§ Task requirements
Report the number of lines in the entries below that include the word "Показатель", and nothing else.
/---
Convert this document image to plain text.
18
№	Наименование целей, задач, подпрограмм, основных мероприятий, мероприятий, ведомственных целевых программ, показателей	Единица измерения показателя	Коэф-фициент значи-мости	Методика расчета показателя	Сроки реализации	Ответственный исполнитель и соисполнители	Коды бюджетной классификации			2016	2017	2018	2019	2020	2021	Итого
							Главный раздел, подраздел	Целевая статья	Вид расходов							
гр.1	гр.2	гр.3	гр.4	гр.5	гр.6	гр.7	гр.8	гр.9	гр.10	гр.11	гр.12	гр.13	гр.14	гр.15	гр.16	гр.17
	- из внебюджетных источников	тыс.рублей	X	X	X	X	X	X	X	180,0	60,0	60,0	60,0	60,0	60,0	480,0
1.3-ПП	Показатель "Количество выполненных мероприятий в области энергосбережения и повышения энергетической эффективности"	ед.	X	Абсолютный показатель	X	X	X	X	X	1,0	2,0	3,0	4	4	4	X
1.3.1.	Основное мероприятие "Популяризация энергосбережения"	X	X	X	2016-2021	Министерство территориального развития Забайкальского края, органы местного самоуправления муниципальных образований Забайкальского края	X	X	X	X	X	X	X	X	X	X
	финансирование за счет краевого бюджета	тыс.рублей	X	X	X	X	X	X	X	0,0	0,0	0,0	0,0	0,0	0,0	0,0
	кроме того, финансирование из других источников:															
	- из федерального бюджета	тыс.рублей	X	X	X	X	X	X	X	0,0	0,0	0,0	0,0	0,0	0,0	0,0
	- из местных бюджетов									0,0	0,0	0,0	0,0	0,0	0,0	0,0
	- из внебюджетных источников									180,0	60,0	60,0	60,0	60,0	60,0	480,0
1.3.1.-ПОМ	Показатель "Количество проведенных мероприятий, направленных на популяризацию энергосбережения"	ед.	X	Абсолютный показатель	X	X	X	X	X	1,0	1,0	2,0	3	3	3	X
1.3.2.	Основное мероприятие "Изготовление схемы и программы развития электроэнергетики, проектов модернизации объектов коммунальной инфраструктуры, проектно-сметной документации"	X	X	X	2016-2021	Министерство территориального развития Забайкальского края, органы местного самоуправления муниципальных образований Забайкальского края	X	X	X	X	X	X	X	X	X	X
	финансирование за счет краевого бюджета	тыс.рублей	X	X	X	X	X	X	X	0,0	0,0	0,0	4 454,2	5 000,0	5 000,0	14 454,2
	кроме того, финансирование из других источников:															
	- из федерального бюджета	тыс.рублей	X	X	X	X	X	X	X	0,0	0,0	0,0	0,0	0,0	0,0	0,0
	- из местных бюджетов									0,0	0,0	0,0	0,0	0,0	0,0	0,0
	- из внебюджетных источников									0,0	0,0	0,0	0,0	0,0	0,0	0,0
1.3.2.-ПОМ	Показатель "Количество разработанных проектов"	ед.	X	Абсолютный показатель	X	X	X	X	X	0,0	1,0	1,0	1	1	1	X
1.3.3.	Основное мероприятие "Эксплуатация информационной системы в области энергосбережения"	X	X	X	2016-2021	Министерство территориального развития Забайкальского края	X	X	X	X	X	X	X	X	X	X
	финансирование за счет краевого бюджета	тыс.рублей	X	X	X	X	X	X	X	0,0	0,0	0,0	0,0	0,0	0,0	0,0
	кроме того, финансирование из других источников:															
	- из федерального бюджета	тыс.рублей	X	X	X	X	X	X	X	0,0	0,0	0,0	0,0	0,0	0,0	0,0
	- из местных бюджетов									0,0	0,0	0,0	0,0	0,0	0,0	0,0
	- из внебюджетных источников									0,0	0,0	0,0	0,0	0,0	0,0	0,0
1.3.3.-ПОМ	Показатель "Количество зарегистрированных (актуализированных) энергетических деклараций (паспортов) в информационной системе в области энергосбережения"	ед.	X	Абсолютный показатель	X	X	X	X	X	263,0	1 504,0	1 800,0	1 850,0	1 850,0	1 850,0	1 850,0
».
\---
/---
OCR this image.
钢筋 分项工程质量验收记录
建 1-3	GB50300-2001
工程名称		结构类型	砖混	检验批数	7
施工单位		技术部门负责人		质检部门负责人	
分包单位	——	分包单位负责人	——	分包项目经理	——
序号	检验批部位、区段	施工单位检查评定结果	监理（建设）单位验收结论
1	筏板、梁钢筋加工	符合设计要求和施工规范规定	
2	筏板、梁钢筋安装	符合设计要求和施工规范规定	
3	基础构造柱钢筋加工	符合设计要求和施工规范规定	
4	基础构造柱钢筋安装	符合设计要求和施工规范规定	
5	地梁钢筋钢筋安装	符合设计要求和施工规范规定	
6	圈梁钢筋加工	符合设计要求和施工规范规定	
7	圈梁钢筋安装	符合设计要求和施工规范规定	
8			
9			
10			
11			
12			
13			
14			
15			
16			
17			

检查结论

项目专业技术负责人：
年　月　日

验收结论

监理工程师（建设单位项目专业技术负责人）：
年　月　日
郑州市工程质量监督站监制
\---
§ Solution for this task
4